"""

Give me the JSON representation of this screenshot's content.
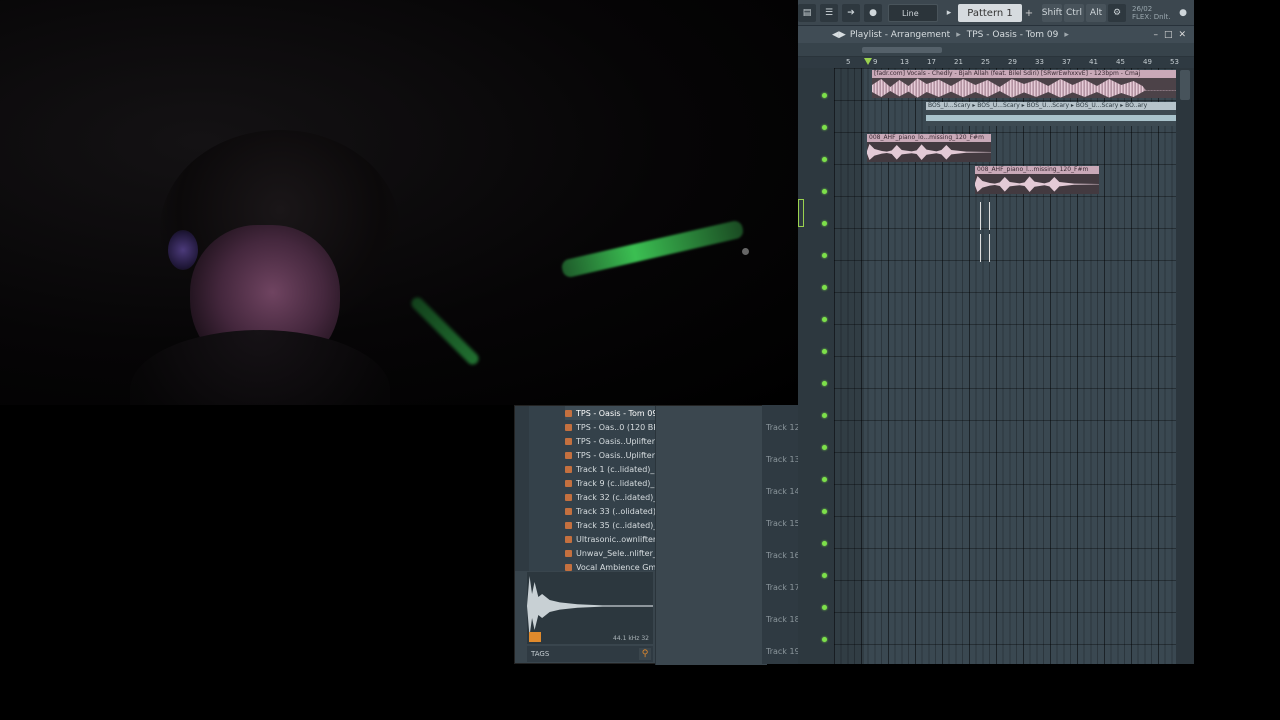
{
  "toolbar": {
    "snap": "Line",
    "pattern": "Pattern 1",
    "plus": "+",
    "keys": [
      "Shift",
      "Ctrl",
      "Alt"
    ],
    "date": "26/02",
    "status": "FLEX: Dnlt."
  },
  "playlist": {
    "title": "Playlist - Arrangement",
    "project": "TPS - Oasis - Tom 09",
    "bar_numbers": [
      "5",
      "9",
      "13",
      "17",
      "21",
      "25",
      "29",
      "33",
      "37",
      "41",
      "45",
      "49",
      "53"
    ],
    "clips": [
      {
        "name": "[fadr.com] Vocals - Chedly - Bjah Allah (feat. Bilel Sdiri) [SRwrEwhxxvE] - 123bpm - Cmaj",
        "type": "vocal"
      },
      {
        "name": "BOS_U...Scary ▸ BOS_U...Scary ▸ BOS_U...Scary ▸ BOS_U...Scary ▸ BO..ary",
        "type": "scary"
      },
      {
        "name": "008_AHF_piano_lo...missing_120_F#m",
        "type": "piano"
      },
      {
        "name": "008_AHF_piano_l...missing_120_F#m",
        "type": "piano"
      }
    ],
    "track_labels": [
      "Track 12",
      "Track 13",
      "Track 14",
      "Track 15",
      "Track 16",
      "Track 17",
      "Track 18",
      "Track 19"
    ]
  },
  "browser": {
    "items": [
      "TPS - Oasis - Tom 09",
      "TPS - Oas..0 (120 BPM)",
      "TPS - Oasis..Uplifter 03",
      "TPS - Oasis..Uplifter 07",
      "Track 1 (c..lidated)_31",
      "Track 9 (c..lidated)_25",
      "Track 32 (c..idated)_13",
      "Track 33 (..olidated)_9",
      "Track 35 (c..idated)_13",
      "Ultrasonic..ownlifter 02",
      "Unwav_Sele..nlifter_01",
      "Vocal Ambience Gmin"
    ],
    "selected_index": 0,
    "sample_rate": "44.1 kHz 32",
    "tags_label": "TAGS"
  }
}
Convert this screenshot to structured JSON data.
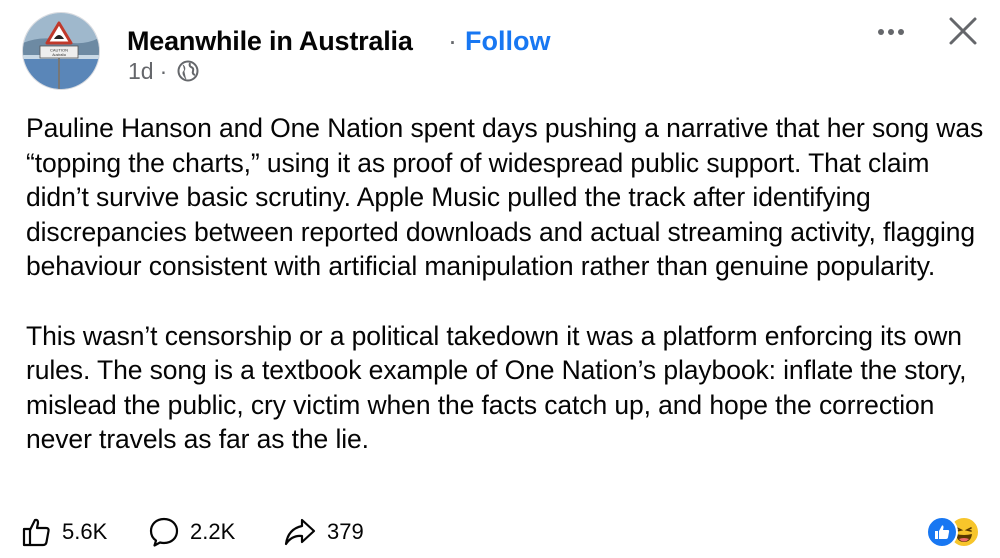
{
  "post": {
    "author": "Meanwhile in Australia",
    "separator": "·",
    "follow_label": "Follow",
    "timestamp": "1d",
    "meta_separator": "·",
    "audience_icon": "globe-icon",
    "avatar_sign_text": "CAUTION\nAustralia",
    "paragraphs": [
      "Pauline Hanson and One Nation spent days pushing a narrative that her song was “topping the charts,” using it as proof of widespread public support. That claim didn’t survive basic scrutiny. Apple Music pulled the track after identifying discrepancies between reported downloads and actual streaming activity, flagging behaviour consistent with artificial manipulation rather than genuine popularity.",
      "This wasn’t censorship or a political takedown it was a platform enforcing its own rules. The song is a textbook example of One Nation’s playbook: inflate the story, mislead the public, cry victim when the facts catch up, and hope the correction never travels as far as the lie."
    ]
  },
  "actions": {
    "like_count": "5.6K",
    "comment_count": "2.2K",
    "share_count": "379"
  },
  "icons": {
    "more": "more-icon",
    "close": "close-icon",
    "like": "thumbs-up-icon",
    "comment": "comment-bubble-icon",
    "share": "share-arrow-icon",
    "reactions": [
      "like-reaction-icon",
      "haha-reaction-icon"
    ]
  },
  "colors": {
    "link": "#1877f2",
    "secondary_text": "#65676b",
    "text": "#050505",
    "like_reaction": "#1877f2",
    "haha_reaction": "#f7c52b"
  }
}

"""

> [Problem requirements] Return each line of the data, keeping its wording exact and omitting pictures.

> [The response]
Give me the JSON representation of this screenshot's content.
{
  "toolbar": {
    "snap": "Line",
    "pattern": "Pattern 1",
    "plus": "+",
    "keys": [
      "Shift",
      "Ctrl",
      "Alt"
    ],
    "date": "26/02",
    "status": "FLEX: Dnlt."
  },
  "playlist": {
    "title": "Playlist - Arrangement",
    "project": "TPS - Oasis - Tom 09",
    "bar_numbers": [
      "5",
      "9",
      "13",
      "17",
      "21",
      "25",
      "29",
      "33",
      "37",
      "41",
      "45",
      "49",
      "53"
    ],
    "clips": [
      {
        "name": "[fadr.com] Vocals - Chedly - Bjah Allah (feat. Bilel Sdiri) [SRwrEwhxxvE] - 123bpm - Cmaj",
        "type": "vocal"
      },
      {
        "name": "BOS_U...Scary ▸ BOS_U...Scary ▸ BOS_U...Scary ▸ BOS_U...Scary ▸ BO..ary",
        "type": "scary"
      },
      {
        "name": "008_AHF_piano_lo...missing_120_F#m",
        "type": "piano"
      },
      {
        "name": "008_AHF_piano_l...missing_120_F#m",
        "type": "piano"
      }
    ],
    "track_labels": [
      "Track 12",
      "Track 13",
      "Track 14",
      "Track 15",
      "Track 16",
      "Track 17",
      "Track 18",
      "Track 19"
    ]
  },
  "browser": {
    "items": [
      "TPS - Oasis - Tom 09",
      "TPS - Oas..0 (120 BPM)",
      "TPS - Oasis..Uplifter 03",
      "TPS - Oasis..Uplifter 07",
      "Track 1 (c..lidated)_31",
      "Track 9 (c..lidated)_25",
      "Track 32 (c..idated)_13",
      "Track 33 (..olidated)_9",
      "Track 35 (c..idated)_13",
      "Ultrasonic..ownlifter 02",
      "Unwav_Sele..nlifter_01",
      "Vocal Ambience Gmin"
    ],
    "selected_index": 0,
    "sample_rate": "44.1 kHz 32",
    "tags_label": "TAGS"
  }
}
Convert this screenshot to structured JSON data.
{
  "post": {
    "author": "Meanwhile in Australia",
    "separator": "·",
    "follow_label": "Follow",
    "timestamp": "1d",
    "meta_separator": "·",
    "audience_icon": "globe-icon",
    "avatar_sign_text": "CAUTION\nAustralia",
    "paragraphs": [
      "Pauline Hanson and One Nation spent days pushing a narrative that her song was “topping the charts,” using it as proof of widespread public support. That claim didn’t survive basic scrutiny. Apple Music pulled the track after identifying discrepancies between reported downloads and actual streaming activity, flagging behaviour consistent with artificial manipulation rather than genuine popularity.",
      "This wasn’t censorship or a political takedown it was a platform enforcing its own rules. The song is a textbook example of One Nation’s playbook: inflate the story, mislead the public, cry victim when the facts catch up, and hope the correction never travels as far as the lie."
    ]
  },
  "actions": {
    "like_count": "5.6K",
    "comment_count": "2.2K",
    "share_count": "379"
  },
  "icons": {
    "more": "more-icon",
    "close": "close-icon",
    "like": "thumbs-up-icon",
    "comment": "comment-bubble-icon",
    "share": "share-arrow-icon",
    "reactions": [
      "like-reaction-icon",
      "haha-reaction-icon"
    ]
  },
  "colors": {
    "link": "#1877f2",
    "secondary_text": "#65676b",
    "text": "#050505",
    "like_reaction": "#1877f2",
    "haha_reaction": "#f7c52b"
  }
}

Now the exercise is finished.